YOUR INSTRUCTIONS: Identify every line in the records below that contains the word "phone", and copy each of those lines.
------------------------------------------------------------
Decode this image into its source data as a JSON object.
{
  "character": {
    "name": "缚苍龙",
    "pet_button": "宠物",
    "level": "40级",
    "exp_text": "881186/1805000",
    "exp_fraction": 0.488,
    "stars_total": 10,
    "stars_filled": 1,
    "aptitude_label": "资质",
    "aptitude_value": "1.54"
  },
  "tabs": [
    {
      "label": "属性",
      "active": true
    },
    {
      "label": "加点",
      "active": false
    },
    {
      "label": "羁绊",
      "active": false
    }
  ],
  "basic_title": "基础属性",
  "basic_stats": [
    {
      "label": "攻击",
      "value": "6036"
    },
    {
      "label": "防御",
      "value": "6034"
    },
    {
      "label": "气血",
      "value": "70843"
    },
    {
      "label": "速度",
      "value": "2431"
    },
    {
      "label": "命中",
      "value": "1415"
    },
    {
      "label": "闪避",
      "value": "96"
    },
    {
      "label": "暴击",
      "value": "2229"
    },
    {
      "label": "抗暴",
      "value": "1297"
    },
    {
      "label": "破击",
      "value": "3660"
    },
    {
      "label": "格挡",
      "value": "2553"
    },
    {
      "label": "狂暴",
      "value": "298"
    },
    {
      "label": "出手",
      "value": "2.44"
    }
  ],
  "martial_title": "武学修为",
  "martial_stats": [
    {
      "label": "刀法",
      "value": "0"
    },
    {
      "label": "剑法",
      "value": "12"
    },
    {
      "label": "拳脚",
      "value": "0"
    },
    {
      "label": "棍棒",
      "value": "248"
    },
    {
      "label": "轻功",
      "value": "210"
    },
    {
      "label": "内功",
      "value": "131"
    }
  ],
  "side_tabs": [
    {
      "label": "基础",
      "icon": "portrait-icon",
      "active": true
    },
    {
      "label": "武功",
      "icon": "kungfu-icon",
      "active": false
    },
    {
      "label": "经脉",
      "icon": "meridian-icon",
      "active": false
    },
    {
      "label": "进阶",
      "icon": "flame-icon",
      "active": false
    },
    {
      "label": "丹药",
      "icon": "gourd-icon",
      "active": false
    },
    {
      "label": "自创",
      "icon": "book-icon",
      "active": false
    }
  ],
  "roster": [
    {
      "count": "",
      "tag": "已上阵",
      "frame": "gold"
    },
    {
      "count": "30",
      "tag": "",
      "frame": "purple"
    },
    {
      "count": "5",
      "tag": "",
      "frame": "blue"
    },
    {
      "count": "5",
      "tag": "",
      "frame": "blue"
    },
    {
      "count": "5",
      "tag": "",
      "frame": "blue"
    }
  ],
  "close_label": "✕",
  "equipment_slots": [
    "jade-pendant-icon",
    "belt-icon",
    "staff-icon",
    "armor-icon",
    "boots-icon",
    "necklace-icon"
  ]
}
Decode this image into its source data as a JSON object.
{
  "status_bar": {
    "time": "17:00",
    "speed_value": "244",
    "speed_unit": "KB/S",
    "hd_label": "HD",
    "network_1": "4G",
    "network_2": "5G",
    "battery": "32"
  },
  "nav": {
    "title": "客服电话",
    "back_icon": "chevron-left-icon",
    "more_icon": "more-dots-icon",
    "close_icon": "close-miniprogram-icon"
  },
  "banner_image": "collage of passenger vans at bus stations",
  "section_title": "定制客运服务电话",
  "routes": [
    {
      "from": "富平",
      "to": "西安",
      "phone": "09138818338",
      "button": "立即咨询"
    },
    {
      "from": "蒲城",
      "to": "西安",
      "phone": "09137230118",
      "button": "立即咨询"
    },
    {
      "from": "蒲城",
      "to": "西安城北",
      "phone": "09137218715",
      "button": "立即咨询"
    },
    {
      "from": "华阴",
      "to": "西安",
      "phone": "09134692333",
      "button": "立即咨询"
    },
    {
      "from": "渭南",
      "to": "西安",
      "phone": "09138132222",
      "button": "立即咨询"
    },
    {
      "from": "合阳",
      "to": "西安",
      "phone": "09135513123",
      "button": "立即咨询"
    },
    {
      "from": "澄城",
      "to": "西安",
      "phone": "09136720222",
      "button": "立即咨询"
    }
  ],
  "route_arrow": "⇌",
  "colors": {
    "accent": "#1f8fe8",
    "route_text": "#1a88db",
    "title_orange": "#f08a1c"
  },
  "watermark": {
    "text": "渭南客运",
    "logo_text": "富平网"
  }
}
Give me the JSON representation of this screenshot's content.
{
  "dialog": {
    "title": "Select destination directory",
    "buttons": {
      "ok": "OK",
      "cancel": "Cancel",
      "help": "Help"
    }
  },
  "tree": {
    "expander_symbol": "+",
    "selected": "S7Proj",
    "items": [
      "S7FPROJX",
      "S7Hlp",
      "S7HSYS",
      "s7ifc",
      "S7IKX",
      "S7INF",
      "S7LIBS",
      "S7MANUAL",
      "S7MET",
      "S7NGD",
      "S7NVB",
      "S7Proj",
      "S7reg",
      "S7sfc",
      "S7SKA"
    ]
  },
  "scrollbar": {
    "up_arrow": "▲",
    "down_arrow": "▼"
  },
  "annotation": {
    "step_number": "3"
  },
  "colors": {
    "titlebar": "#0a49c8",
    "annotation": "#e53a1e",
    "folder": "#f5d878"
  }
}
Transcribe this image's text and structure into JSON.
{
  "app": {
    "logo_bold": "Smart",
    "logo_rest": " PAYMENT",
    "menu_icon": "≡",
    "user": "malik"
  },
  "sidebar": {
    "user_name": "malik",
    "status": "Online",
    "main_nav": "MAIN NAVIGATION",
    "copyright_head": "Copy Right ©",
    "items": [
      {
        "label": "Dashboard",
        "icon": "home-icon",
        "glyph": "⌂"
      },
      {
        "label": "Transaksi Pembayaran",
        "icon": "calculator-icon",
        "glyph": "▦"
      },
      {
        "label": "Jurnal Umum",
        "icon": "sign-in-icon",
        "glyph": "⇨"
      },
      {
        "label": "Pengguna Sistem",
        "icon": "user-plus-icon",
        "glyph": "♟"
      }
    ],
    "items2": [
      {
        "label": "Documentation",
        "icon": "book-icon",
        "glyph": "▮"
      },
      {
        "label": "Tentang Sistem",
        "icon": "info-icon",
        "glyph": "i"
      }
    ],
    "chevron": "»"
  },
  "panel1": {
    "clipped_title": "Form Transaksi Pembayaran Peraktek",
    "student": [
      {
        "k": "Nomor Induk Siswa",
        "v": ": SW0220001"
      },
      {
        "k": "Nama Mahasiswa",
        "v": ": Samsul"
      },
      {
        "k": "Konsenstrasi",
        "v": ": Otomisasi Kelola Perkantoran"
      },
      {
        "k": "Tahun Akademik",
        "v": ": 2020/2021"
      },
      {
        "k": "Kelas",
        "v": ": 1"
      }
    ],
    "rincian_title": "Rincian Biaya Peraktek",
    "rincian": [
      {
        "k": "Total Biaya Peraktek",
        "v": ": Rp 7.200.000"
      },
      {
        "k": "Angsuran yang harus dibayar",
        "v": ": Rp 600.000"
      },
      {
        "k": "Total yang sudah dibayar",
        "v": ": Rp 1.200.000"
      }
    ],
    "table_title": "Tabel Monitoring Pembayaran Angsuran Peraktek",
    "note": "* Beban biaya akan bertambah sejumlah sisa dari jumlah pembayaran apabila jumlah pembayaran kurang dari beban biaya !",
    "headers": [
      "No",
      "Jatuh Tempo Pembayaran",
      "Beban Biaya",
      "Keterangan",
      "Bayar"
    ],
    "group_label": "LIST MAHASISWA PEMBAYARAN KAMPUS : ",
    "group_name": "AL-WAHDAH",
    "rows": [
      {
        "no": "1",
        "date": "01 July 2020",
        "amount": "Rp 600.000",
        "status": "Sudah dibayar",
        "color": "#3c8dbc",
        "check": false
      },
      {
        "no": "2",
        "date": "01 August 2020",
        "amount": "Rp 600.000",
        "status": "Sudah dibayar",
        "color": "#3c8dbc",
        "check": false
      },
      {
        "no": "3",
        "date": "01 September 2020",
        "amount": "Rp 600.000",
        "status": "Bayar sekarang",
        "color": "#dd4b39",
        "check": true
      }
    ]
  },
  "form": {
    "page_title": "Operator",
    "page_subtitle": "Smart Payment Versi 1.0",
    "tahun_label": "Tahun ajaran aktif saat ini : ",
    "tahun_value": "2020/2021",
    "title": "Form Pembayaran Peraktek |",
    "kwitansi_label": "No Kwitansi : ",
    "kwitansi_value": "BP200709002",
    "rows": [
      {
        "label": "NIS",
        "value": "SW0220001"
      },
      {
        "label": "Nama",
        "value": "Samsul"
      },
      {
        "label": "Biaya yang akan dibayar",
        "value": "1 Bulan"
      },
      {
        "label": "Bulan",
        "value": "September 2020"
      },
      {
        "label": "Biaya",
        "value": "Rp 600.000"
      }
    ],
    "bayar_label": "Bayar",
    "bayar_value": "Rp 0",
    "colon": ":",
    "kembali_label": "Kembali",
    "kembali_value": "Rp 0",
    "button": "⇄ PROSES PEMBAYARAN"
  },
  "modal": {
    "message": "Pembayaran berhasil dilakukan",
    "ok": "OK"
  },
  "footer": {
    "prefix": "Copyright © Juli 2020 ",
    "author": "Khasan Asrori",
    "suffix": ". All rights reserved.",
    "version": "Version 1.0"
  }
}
------------------------------------------------------------
EXERCISE SOLUTION:
      "phone": "09138818338",
      "phone": "09137230118",
      "phone": "09137218715",
      "phone": "09134692333",
      "phone": "09138132222",
      "phone": "09135513123",
      "phone": "09136720222",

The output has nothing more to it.